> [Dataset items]
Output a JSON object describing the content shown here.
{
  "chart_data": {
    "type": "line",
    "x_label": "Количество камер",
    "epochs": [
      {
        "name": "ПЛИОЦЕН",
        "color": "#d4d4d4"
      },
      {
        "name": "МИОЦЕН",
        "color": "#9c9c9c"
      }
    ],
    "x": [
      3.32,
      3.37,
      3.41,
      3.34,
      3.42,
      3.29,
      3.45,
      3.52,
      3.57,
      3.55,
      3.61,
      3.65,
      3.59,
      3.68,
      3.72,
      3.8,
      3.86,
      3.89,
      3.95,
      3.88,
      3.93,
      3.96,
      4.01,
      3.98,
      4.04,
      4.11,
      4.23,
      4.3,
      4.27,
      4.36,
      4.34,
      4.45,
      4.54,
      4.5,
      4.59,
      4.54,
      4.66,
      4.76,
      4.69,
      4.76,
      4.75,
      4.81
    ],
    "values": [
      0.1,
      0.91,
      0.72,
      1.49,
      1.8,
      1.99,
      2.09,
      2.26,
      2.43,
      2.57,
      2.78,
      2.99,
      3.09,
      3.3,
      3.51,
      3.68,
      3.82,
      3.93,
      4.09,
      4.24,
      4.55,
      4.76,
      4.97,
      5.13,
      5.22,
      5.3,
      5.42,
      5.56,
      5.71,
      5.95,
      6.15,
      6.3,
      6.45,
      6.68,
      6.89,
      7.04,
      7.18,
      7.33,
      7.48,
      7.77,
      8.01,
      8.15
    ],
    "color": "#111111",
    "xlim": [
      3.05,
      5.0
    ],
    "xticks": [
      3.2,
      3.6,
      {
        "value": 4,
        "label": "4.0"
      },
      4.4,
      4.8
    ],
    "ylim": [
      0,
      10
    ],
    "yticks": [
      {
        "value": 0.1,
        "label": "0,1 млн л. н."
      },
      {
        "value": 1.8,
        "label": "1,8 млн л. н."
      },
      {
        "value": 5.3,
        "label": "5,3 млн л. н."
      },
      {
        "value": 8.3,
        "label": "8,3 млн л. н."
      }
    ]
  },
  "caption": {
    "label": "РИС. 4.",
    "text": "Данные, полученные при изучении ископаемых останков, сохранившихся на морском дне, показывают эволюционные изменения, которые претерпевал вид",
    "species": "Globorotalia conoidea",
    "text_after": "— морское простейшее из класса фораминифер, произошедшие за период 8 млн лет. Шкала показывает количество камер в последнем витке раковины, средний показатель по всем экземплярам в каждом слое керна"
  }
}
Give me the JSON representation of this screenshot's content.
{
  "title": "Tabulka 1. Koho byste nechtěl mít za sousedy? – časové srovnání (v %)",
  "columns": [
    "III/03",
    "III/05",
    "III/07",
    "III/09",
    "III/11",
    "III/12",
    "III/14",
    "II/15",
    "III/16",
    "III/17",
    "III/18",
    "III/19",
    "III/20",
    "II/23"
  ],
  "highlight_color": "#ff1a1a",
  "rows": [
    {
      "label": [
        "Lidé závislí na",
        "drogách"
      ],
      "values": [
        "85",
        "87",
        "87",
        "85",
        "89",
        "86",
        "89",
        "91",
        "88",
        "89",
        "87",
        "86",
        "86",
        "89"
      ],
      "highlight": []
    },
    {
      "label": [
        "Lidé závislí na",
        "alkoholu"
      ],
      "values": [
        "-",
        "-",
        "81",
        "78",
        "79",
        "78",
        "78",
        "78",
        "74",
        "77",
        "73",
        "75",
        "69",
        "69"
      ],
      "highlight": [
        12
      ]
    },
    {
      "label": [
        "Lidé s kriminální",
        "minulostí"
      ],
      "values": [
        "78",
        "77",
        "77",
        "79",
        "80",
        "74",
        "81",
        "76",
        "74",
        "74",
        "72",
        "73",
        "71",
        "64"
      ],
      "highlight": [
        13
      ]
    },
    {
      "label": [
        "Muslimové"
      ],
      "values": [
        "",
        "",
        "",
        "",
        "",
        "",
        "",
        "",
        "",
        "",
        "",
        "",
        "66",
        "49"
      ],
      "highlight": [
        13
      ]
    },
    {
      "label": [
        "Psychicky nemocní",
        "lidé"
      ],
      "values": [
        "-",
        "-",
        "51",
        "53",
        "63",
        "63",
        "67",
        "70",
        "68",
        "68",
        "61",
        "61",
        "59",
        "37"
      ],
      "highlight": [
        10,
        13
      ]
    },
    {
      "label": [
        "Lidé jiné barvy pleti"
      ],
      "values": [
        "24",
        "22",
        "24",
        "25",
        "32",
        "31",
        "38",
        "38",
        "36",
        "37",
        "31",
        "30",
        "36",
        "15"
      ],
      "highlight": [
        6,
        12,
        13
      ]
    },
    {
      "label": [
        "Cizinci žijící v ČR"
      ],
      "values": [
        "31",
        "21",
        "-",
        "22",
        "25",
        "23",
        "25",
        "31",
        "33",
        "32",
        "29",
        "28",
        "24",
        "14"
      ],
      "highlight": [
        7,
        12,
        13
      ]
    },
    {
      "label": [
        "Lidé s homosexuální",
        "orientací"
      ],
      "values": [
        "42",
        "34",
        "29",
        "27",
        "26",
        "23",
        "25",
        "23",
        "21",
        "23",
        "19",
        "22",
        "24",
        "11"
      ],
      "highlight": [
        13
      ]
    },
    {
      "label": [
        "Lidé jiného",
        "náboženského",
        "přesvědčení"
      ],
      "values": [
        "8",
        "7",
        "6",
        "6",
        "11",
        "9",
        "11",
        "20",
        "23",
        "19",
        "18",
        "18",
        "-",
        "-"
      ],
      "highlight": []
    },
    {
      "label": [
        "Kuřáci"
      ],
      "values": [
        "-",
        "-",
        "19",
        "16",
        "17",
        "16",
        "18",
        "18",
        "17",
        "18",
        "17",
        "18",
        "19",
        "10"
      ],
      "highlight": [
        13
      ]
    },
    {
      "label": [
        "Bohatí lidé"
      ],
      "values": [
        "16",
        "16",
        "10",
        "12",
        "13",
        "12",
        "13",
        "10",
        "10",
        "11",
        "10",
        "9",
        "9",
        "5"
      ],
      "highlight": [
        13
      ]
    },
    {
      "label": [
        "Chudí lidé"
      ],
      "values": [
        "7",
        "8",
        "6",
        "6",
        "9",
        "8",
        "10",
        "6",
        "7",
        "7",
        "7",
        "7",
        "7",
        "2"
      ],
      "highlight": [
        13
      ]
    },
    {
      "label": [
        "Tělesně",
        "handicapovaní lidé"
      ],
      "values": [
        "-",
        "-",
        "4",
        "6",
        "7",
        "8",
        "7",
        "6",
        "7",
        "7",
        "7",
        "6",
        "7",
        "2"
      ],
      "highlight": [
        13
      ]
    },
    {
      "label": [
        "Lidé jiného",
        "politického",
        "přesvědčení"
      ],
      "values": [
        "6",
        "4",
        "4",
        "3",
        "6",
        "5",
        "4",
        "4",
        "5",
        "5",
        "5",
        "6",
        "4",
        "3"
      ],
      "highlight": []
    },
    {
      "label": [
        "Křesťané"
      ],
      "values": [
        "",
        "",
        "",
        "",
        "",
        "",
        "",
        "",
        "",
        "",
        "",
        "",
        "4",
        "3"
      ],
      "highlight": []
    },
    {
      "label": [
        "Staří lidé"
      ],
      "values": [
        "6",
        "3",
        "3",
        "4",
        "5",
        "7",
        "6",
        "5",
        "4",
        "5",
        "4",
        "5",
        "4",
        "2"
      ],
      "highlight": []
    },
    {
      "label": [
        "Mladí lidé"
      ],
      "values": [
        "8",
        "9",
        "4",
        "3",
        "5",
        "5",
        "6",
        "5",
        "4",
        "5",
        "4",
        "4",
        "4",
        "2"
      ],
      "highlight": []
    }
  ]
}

> [What you are asked to do] Extract the entries above verbatim.

> [Result for this exercise]
Output a JSON object describing the content shown here.
{
  "chart_data": {
    "type": "line",
    "x_label": "Количество камер",
    "epochs": [
      {
        "name": "ПЛИОЦЕН",
        "color": "#d4d4d4"
      },
      {
        "name": "МИОЦЕН",
        "color": "#9c9c9c"
      }
    ],
    "x": [
      3.32,
      3.37,
      3.41,
      3.34,
      3.42,
      3.29,
      3.45,
      3.52,
      3.57,
      3.55,
      3.61,
      3.65,
      3.59,
      3.68,
      3.72,
      3.8,
      3.86,
      3.89,
      3.95,
      3.88,
      3.93,
      3.96,
      4.01,
      3.98,
      4.04,
      4.11,
      4.23,
      4.3,
      4.27,
      4.36,
      4.34,
      4.45,
      4.54,
      4.5,
      4.59,
      4.54,
      4.66,
      4.76,
      4.69,
      4.76,
      4.75,
      4.81
    ],
    "values": [
      0.1,
      0.91,
      0.72,
      1.49,
      1.8,
      1.99,
      2.09,
      2.26,
      2.43,
      2.57,
      2.78,
      2.99,
      3.09,
      3.3,
      3.51,
      3.68,
      3.82,
      3.93,
      4.09,
      4.24,
      4.55,
      4.76,
      4.97,
      5.13,
      5.22,
      5.3,
      5.42,
      5.56,
      5.71,
      5.95,
      6.15,
      6.3,
      6.45,
      6.68,
      6.89,
      7.04,
      7.18,
      7.33,
      7.48,
      7.77,
      8.01,
      8.15
    ],
    "color": "#111111",
    "xlim": [
      3.05,
      5.0
    ],
    "xticks": [
      3.2,
      3.6,
      {
        "value": 4,
        "label": "4.0"
      },
      4.4,
      4.8
    ],
    "ylim": [
      0,
      10
    ],
    "yticks": [
      {
        "value": 0.1,
        "label": "0,1 млн л. н."
      },
      {
        "value": 1.8,
        "label": "1,8 млн л. н."
      },
      {
        "value": 5.3,
        "label": "5,3 млн л. н."
      },
      {
        "value": 8.3,
        "label": "8,3 млн л. н."
      }
    ]
  },
  "caption": {
    "label": "РИС. 4.",
    "text": "Данные, полученные при изучении ископаемых останков, сохранившихся на морском дне, показывают эволюционные изменения, которые претерпевал вид",
    "species": "Globorotalia conoidea",
    "text_after": "— морское простейшее из класса фораминифер, произошедшие за период 8 млн лет. Шкала показывает количество камер в последнем витке раковины, средний показатель по всем экземплярам в каждом слое керна"
  }
}
Give me the JSON representation of this screenshot's content.
{
  "title": "Tabulka 1. Koho byste nechtěl mít za sousedy? – časové srovnání (v %)",
  "columns": [
    "III/03",
    "III/05",
    "III/07",
    "III/09",
    "III/11",
    "III/12",
    "III/14",
    "II/15",
    "III/16",
    "III/17",
    "III/18",
    "III/19",
    "III/20",
    "II/23"
  ],
  "highlight_color": "#ff1a1a",
  "rows": [
    {
      "label": [
        "Lidé závislí na",
        "drogách"
      ],
      "values": [
        "85",
        "87",
        "87",
        "85",
        "89",
        "86",
        "89",
        "91",
        "88",
        "89",
        "87",
        "86",
        "86",
        "89"
      ],
      "highlight": []
    },
    {
      "label": [
        "Lidé závislí na",
        "alkoholu"
      ],
      "values": [
        "-",
        "-",
        "81",
        "78",
        "79",
        "78",
        "78",
        "78",
        "74",
        "77",
        "73",
        "75",
        "69",
        "69"
      ],
      "highlight": [
        12
      ]
    },
    {
      "label": [
        "Lidé s kriminální",
        "minulostí"
      ],
      "values": [
        "78",
        "77",
        "77",
        "79",
        "80",
        "74",
        "81",
        "76",
        "74",
        "74",
        "72",
        "73",
        "71",
        "64"
      ],
      "highlight": [
        13
      ]
    },
    {
      "label": [
        "Muslimové"
      ],
      "values": [
        "",
        "",
        "",
        "",
        "",
        "",
        "",
        "",
        "",
        "",
        "",
        "",
        "66",
        "49"
      ],
      "highlight": [
        13
      ]
    },
    {
      "label": [
        "Psychicky nemocní",
        "lidé"
      ],
      "values": [
        "-",
        "-",
        "51",
        "53",
        "63",
        "63",
        "67",
        "70",
        "68",
        "68",
        "61",
        "61",
        "59",
        "37"
      ],
      "highlight": [
        10,
        13
      ]
    },
    {
      "label": [
        "Lidé jiné barvy pleti"
      ],
      "values": [
        "24",
        "22",
        "24",
        "25",
        "32",
        "31",
        "38",
        "38",
        "36",
        "37",
        "31",
        "30",
        "36",
        "15"
      ],
      "highlight": [
        6,
        12,
        13
      ]
    },
    {
      "label": [
        "Cizinci žijící v ČR"
      ],
      "values": [
        "31",
        "21",
        "-",
        "22",
        "25",
        "23",
        "25",
        "31",
        "33",
        "32",
        "29",
        "28",
        "24",
        "14"
      ],
      "highlight": [
        7,
        12,
        13
      ]
    },
    {
      "label": [
        "Lidé s homosexuální",
        "orientací"
      ],
      "values": [
        "42",
        "34",
        "29",
        "27",
        "26",
        "23",
        "25",
        "23",
        "21",
        "23",
        "19",
        "22",
        "24",
        "11"
      ],
      "highlight": [
        13
      ]
    },
    {
      "label": [
        "Lidé jiného",
        "náboženského",
        "přesvědčení"
      ],
      "values": [
        "8",
        "7",
        "6",
        "6",
        "11",
        "9",
        "11",
        "20",
        "23",
        "19",
        "18",
        "18",
        "-",
        "-"
      ],
      "highlight": []
    },
    {
      "label": [
        "Kuřáci"
      ],
      "values": [
        "-",
        "-",
        "19",
        "16",
        "17",
        "16",
        "18",
        "18",
        "17",
        "18",
        "17",
        "18",
        "19",
        "10"
      ],
      "highlight": [
        13
      ]
    },
    {
      "label": [
        "Bohatí lidé"
      ],
      "values": [
        "16",
        "16",
        "10",
        "12",
        "13",
        "12",
        "13",
        "10",
        "10",
        "11",
        "10",
        "9",
        "9",
        "5"
      ],
      "highlight": [
        13
      ]
    },
    {
      "label": [
        "Chudí lidé"
      ],
      "values": [
        "7",
        "8",
        "6",
        "6",
        "9",
        "8",
        "10",
        "6",
        "7",
        "7",
        "7",
        "7",
        "7",
        "2"
      ],
      "highlight": [
        13
      ]
    },
    {
      "label": [
        "Tělesně",
        "handicapovaní lidé"
      ],
      "values": [
        "-",
        "-",
        "4",
        "6",
        "7",
        "8",
        "7",
        "6",
        "7",
        "7",
        "7",
        "6",
        "7",
        "2"
      ],
      "highlight": [
        13
      ]
    },
    {
      "label": [
        "Lidé jiného",
        "politického",
        "přesvědčení"
      ],
      "values": [
        "6",
        "4",
        "4",
        "3",
        "6",
        "5",
        "4",
        "4",
        "5",
        "5",
        "5",
        "6",
        "4",
        "3"
      ],
      "highlight": []
    },
    {
      "label": [
        "Křesťané"
      ],
      "values": [
        "",
        "",
        "",
        "",
        "",
        "",
        "",
        "",
        "",
        "",
        "",
        "",
        "4",
        "3"
      ],
      "highlight": []
    },
    {
      "label": [
        "Staří lidé"
      ],
      "values": [
        "6",
        "3",
        "3",
        "4",
        "5",
        "7",
        "6",
        "5",
        "4",
        "5",
        "4",
        "5",
        "4",
        "2"
      ],
      "highlight": []
    },
    {
      "label": [
        "Mladí lidé"
      ],
      "values": [
        "8",
        "9",
        "4",
        "3",
        "5",
        "5",
        "6",
        "5",
        "4",
        "5",
        "4",
        "4",
        "4",
        "2"
      ],
      "highlight": []
    }
  ]
}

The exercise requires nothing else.